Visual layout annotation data
- - - - -
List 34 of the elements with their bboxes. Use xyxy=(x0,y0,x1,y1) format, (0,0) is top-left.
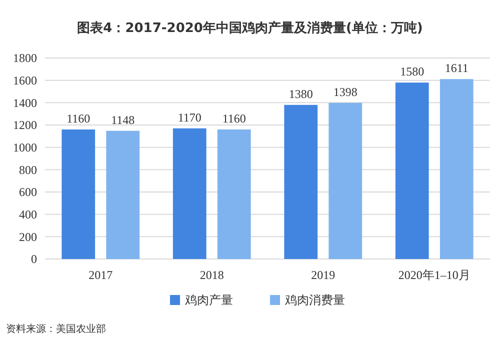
y-tick-label: 1200 xyxy=(13,118,37,132)
bar xyxy=(284,104,318,259)
y-tick-label: 1000 xyxy=(13,140,37,155)
data-label: 1398 xyxy=(333,84,358,99)
legend-label: 鸡肉产量 xyxy=(184,293,233,308)
chart-title: 图表4：2017-2020年中国鸡肉产量及消费量(单位：万吨) xyxy=(77,20,423,36)
bar xyxy=(106,130,140,259)
legend-label: 鸡肉消费量 xyxy=(284,293,345,308)
y-tick-label: 1400 xyxy=(13,96,37,110)
x-tick-label: 2017 xyxy=(88,268,113,282)
data-label: 1611 xyxy=(444,61,468,76)
y-tick-label: 0 xyxy=(31,252,37,266)
text: 资料来源：美国农业部 xyxy=(6,323,106,335)
x-tick-label: 2019 xyxy=(311,268,336,282)
data-label: 1160 xyxy=(222,111,246,126)
data-label: 1148 xyxy=(111,112,135,127)
bar xyxy=(62,129,96,259)
data-label: 1380 xyxy=(288,86,313,101)
bar xyxy=(395,82,429,259)
y-tick-label: 600 xyxy=(19,185,37,200)
bar xyxy=(172,128,206,259)
y-tick-label: 200 xyxy=(19,230,37,244)
y-tick-label: 800 xyxy=(19,162,37,177)
y-tick-label: 400 xyxy=(19,208,37,222)
y-tick-label: 1800 xyxy=(13,51,37,66)
data-label: 1170 xyxy=(178,110,202,124)
x-tick-label: 2020年1–10月 xyxy=(398,268,470,282)
data-label: 1160 xyxy=(66,111,90,126)
bar xyxy=(328,102,362,259)
data-label: 1580 xyxy=(400,64,424,79)
bar xyxy=(217,129,251,259)
bar xyxy=(440,79,474,259)
y-tick-label: 1600 xyxy=(13,74,37,88)
x-tick-label: 2018 xyxy=(200,268,224,282)
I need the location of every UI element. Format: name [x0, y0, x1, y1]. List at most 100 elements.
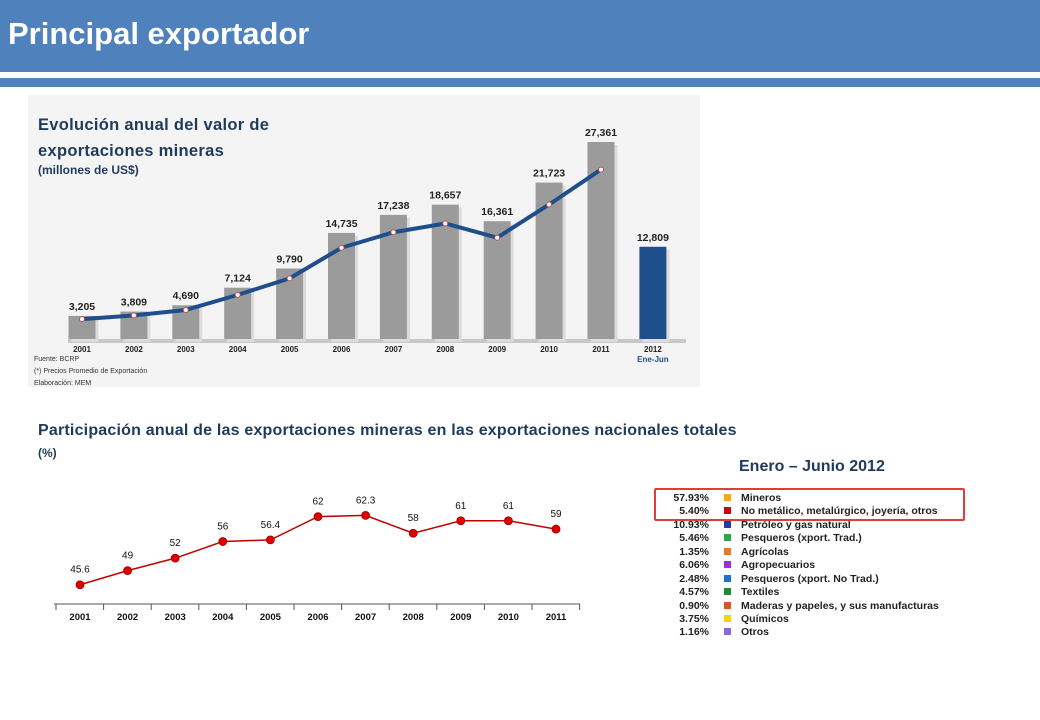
- - - - -
Set problem – Reproduce every entry above verbatim, line for line, leaving out the pictures.

Full output –
List 34 of the elements with their bboxes. Use xyxy=(x0,y0,x1,y1) format, (0,0) is top-left.
y-tick-label: 1200 xyxy=(13,118,37,132)
bar xyxy=(284,104,318,259)
y-tick-label: 1000 xyxy=(13,140,37,155)
data-label: 1398 xyxy=(333,84,358,99)
legend-label: 鸡肉产量 xyxy=(184,293,233,308)
chart-title: 图表4：2017-2020年中国鸡肉产量及消费量(单位：万吨) xyxy=(77,20,423,36)
bar xyxy=(106,130,140,259)
legend-label: 鸡肉消费量 xyxy=(284,293,345,308)
y-tick-label: 1400 xyxy=(13,96,37,110)
x-tick-label: 2017 xyxy=(88,268,113,282)
data-label: 1611 xyxy=(444,61,468,76)
y-tick-label: 0 xyxy=(31,252,37,266)
text: 资料来源：美国农业部 xyxy=(6,323,106,335)
x-tick-label: 2019 xyxy=(311,268,336,282)
data-label: 1160 xyxy=(222,111,246,126)
data-label: 1148 xyxy=(111,112,135,127)
bar xyxy=(62,129,96,259)
data-label: 1380 xyxy=(288,86,313,101)
bar xyxy=(395,82,429,259)
y-tick-label: 600 xyxy=(19,185,37,200)
bar xyxy=(172,128,206,259)
y-tick-label: 200 xyxy=(19,230,37,244)
y-tick-label: 800 xyxy=(19,162,37,177)
y-tick-label: 400 xyxy=(19,208,37,222)
y-tick-label: 1800 xyxy=(13,51,37,66)
data-label: 1170 xyxy=(178,110,202,124)
x-tick-label: 2020年1–10月 xyxy=(398,268,470,282)
data-label: 1160 xyxy=(66,111,90,126)
bar xyxy=(328,102,362,259)
data-label: 1580 xyxy=(400,64,424,79)
bar xyxy=(217,129,251,259)
bar xyxy=(440,79,474,259)
y-tick-label: 1600 xyxy=(13,74,37,88)
x-tick-label: 2018 xyxy=(200,268,224,282)
I need the location of every UI element. Format: name [x0, y0, x1, y1]. List at most 100 elements.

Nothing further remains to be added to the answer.